• _EXERCISE GOAL_
Filter the lines below, copying only those with the string "幂的乘方".

• _DATA EXCERPTS_
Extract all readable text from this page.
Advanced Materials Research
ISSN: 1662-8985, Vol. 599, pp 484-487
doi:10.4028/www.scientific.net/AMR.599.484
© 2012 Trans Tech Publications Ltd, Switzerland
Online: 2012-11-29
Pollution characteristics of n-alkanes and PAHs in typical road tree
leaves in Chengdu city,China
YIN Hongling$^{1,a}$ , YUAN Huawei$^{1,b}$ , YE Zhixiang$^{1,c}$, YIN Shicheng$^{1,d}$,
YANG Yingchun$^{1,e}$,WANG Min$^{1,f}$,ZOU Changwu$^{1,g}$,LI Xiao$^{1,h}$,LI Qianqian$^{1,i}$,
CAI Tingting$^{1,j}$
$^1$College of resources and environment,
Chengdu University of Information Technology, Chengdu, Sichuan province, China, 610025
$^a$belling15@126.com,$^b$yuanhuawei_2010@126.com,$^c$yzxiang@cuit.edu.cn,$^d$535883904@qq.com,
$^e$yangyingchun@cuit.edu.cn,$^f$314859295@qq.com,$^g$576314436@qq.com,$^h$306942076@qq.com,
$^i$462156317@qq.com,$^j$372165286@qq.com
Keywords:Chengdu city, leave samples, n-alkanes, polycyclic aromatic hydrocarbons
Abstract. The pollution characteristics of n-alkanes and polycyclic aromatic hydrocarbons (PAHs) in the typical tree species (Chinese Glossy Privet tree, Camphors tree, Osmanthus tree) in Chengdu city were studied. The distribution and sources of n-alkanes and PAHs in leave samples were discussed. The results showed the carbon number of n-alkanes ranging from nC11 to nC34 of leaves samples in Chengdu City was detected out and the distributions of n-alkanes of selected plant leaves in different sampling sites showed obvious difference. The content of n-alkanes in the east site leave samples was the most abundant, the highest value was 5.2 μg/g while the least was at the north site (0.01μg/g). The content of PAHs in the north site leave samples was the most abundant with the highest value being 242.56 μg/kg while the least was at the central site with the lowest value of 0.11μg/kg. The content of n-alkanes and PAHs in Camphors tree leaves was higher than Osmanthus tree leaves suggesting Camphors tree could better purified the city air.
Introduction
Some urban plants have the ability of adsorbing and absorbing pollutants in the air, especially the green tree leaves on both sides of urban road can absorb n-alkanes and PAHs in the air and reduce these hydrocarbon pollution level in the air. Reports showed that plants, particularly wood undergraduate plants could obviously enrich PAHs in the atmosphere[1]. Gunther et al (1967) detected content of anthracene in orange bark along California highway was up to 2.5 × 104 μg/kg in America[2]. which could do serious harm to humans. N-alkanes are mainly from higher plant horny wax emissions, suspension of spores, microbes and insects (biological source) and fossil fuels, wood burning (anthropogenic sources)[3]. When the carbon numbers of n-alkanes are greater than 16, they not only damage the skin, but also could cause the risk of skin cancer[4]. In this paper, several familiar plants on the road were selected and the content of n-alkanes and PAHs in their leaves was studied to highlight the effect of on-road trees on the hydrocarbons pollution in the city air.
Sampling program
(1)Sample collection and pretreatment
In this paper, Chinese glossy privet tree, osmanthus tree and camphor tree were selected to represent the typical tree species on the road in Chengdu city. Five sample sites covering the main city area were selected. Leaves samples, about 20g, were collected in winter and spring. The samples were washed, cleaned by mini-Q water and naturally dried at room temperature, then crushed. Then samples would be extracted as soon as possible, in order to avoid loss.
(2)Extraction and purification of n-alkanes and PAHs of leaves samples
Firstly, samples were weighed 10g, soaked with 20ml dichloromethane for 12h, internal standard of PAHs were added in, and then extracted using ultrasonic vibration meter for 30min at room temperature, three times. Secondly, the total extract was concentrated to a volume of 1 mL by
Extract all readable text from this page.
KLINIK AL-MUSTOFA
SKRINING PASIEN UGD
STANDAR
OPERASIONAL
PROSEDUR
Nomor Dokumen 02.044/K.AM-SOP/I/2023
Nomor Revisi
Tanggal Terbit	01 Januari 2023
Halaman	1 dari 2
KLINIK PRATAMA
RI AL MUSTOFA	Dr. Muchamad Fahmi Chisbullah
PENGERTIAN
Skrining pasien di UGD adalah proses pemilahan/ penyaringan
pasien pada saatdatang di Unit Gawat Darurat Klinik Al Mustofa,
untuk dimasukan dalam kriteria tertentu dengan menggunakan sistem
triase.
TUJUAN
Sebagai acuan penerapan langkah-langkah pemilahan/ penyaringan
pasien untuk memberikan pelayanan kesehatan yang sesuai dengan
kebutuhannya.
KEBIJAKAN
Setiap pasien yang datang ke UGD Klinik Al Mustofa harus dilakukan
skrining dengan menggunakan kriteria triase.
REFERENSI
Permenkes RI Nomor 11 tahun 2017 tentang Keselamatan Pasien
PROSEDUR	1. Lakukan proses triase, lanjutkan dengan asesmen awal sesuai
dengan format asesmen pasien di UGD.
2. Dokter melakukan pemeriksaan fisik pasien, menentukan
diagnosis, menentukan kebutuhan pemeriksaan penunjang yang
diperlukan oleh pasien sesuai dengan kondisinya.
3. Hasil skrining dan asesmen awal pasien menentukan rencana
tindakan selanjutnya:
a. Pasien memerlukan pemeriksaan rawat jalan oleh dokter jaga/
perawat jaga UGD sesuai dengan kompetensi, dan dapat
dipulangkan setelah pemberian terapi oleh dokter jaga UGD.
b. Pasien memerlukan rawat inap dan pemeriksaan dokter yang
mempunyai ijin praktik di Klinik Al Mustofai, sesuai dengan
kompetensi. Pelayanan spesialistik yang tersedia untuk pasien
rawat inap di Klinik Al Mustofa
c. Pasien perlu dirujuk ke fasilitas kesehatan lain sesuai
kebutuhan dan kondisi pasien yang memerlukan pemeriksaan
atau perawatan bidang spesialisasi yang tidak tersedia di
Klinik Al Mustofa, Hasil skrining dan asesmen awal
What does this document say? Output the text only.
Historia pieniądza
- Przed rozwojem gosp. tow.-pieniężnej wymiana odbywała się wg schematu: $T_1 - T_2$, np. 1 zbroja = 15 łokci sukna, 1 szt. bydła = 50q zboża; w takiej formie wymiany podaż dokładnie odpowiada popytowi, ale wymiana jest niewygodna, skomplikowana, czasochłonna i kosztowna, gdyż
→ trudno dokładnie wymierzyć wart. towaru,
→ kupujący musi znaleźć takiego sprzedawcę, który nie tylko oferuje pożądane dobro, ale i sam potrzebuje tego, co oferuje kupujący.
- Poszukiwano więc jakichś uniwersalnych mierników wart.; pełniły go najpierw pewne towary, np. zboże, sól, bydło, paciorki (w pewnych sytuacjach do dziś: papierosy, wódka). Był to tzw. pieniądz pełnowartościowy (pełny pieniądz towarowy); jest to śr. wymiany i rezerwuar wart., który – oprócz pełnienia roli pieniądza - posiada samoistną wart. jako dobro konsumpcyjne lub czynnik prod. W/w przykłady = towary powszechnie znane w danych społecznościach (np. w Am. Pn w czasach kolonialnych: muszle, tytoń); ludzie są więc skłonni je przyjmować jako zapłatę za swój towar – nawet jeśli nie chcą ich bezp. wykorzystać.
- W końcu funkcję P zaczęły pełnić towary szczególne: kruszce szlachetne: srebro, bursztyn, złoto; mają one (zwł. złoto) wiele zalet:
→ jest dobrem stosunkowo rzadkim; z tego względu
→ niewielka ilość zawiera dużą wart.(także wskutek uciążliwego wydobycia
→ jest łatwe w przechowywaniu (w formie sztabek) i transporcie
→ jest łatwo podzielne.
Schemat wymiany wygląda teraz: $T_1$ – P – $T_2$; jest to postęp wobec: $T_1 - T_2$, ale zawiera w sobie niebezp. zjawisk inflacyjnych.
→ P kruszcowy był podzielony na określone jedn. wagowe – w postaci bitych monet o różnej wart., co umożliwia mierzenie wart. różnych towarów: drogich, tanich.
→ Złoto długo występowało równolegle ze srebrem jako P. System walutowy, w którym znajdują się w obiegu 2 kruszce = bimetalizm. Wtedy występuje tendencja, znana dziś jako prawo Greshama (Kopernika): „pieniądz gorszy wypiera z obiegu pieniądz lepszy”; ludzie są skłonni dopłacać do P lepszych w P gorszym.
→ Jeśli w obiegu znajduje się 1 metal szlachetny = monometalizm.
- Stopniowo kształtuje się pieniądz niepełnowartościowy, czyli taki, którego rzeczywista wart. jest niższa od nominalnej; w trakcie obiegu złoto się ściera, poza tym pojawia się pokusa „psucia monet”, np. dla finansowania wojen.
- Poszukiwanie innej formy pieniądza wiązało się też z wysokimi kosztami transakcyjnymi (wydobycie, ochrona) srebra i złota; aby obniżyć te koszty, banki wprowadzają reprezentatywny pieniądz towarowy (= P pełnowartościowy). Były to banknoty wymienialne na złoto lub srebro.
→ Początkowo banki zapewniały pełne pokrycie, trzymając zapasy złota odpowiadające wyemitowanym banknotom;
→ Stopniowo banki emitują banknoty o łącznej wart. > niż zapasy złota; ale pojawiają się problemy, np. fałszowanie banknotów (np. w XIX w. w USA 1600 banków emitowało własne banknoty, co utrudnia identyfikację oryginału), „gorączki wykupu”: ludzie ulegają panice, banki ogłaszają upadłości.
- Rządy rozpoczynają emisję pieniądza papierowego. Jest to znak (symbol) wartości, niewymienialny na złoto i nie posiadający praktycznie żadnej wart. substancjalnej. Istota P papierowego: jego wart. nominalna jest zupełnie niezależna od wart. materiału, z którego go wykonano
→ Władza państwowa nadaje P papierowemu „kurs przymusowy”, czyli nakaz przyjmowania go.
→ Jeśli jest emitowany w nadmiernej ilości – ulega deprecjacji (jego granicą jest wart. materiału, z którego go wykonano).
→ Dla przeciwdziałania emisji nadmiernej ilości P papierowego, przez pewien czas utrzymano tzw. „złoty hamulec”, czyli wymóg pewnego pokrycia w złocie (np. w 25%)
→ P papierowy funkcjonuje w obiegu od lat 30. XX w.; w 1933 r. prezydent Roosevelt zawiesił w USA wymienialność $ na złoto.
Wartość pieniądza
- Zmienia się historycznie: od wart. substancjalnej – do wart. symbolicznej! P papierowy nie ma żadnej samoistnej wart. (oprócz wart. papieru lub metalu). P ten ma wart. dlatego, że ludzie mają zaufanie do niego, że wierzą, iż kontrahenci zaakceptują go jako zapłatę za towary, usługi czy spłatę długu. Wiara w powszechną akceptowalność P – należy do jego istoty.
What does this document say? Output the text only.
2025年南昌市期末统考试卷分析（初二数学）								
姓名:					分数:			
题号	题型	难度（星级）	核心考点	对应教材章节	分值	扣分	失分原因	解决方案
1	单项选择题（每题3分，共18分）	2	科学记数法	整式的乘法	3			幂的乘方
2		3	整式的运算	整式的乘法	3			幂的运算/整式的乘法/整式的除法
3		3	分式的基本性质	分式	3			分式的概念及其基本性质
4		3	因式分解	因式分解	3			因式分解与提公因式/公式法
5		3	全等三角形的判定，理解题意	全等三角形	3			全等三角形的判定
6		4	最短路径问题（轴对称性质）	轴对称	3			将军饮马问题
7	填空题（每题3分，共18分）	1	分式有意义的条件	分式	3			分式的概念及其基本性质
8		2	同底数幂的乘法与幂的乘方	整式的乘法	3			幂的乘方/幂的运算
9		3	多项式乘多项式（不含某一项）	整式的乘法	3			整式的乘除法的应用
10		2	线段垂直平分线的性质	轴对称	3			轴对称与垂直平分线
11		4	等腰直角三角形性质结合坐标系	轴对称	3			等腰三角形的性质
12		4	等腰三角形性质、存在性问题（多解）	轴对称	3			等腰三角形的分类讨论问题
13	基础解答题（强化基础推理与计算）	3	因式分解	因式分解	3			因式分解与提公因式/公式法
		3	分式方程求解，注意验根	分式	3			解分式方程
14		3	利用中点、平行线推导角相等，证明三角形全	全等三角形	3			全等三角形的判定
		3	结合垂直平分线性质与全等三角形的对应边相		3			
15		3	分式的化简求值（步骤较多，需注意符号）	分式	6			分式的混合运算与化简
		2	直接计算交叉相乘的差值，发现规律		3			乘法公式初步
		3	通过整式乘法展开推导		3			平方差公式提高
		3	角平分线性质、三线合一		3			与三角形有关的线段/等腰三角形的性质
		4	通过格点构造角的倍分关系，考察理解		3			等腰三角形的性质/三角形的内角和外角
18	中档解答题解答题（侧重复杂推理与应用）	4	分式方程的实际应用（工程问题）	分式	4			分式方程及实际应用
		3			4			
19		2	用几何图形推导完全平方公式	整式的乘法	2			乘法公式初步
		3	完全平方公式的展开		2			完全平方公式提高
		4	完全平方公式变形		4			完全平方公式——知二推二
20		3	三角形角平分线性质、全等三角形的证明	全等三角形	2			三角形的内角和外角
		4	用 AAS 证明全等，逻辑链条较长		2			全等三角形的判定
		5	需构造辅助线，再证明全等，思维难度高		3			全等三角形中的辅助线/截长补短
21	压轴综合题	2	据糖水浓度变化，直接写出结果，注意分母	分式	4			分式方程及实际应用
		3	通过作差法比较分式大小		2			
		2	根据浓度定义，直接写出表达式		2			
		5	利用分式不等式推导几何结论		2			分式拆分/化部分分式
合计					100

• _COMPLETED EXERCISE_
1	单项选择题（每题3分，共18分）	2	科学记数法	整式的乘法	3			幂的乘方
8		2	同底数幂的乘法与幂的乘方	整式的乘法	3			幂的乘方/幂的运算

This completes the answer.